## What you have to do
Print the entire listing. Each line must match the original exactly.

## Available records
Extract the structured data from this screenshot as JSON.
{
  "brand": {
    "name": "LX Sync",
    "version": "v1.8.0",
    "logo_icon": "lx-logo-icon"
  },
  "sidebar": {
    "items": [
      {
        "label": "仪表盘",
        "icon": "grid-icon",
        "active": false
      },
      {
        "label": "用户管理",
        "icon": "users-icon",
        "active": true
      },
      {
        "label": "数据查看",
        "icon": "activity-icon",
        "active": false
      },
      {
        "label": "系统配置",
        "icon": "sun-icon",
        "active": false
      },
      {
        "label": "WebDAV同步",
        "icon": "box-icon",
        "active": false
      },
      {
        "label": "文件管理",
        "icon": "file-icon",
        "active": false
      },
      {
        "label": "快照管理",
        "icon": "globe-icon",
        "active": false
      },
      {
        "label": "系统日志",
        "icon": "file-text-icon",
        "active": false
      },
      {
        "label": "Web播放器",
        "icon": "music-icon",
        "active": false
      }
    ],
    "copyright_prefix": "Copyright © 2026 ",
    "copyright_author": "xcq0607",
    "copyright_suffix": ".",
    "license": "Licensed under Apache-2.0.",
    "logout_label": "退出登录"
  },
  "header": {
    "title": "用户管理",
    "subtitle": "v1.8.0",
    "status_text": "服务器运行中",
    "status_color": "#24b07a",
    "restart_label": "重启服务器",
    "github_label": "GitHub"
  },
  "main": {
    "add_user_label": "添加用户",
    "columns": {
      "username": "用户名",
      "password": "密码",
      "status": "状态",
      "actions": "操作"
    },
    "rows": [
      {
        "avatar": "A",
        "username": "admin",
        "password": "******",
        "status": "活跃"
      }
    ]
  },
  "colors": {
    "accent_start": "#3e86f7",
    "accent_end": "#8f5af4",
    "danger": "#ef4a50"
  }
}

## Output of the task
Extract the structured data from this screenshot as JSON.
{
  "brand": {
    "name": "LX Sync",
    "version": "v1.8.0",
    "logo_icon": "lx-logo-icon"
  },
  "sidebar": {
    "items": [
      {
        "label": "仪表盘",
        "icon": "grid-icon",
        "active": false
      },
      {
        "label": "用户管理",
        "icon": "users-icon",
        "active": true
      },
      {
        "label": "数据查看",
        "icon": "activity-icon",
        "active": false
      },
      {
        "label": "系统配置",
        "icon": "sun-icon",
        "active": false
      },
      {
        "label": "WebDAV同步",
        "icon": "box-icon",
        "active": false
      },
      {
        "label": "文件管理",
        "icon": "file-icon",
        "active": false
      },
      {
        "label": "快照管理",
        "icon": "globe-icon",
        "active": false
      },
      {
        "label": "系统日志",
        "icon": "file-text-icon",
        "active": false
      },
      {
        "label": "Web播放器",
        "icon": "music-icon",
        "active": false
      }
    ],
    "copyright_prefix": "Copyright © 2026 ",
    "copyright_author": "xcq0607",
    "copyright_suffix": ".",
    "license": "Licensed under Apache-2.0.",
    "logout_label": "退出登录"
  },
  "header": {
    "title": "用户管理",
    "subtitle": "v1.8.0",
    "status_text": "服务器运行中",
    "status_color": "#24b07a",
    "restart_label": "重启服务器",
    "github_label": "GitHub"
  },
  "main": {
    "add_user_label": "添加用户",
    "columns": {
      "username": "用户名",
      "password": "密码",
      "status": "状态",
      "actions": "操作"
    },
    "rows": [
      {
        "avatar": "A",
        "username": "admin",
        "password": "******",
        "status": "活跃"
      }
    ]
  },
  "colors": {
    "accent_start": "#3e86f7",
    "accent_end": "#8f5af4",
    "danger": "#ef4a50"
  }
}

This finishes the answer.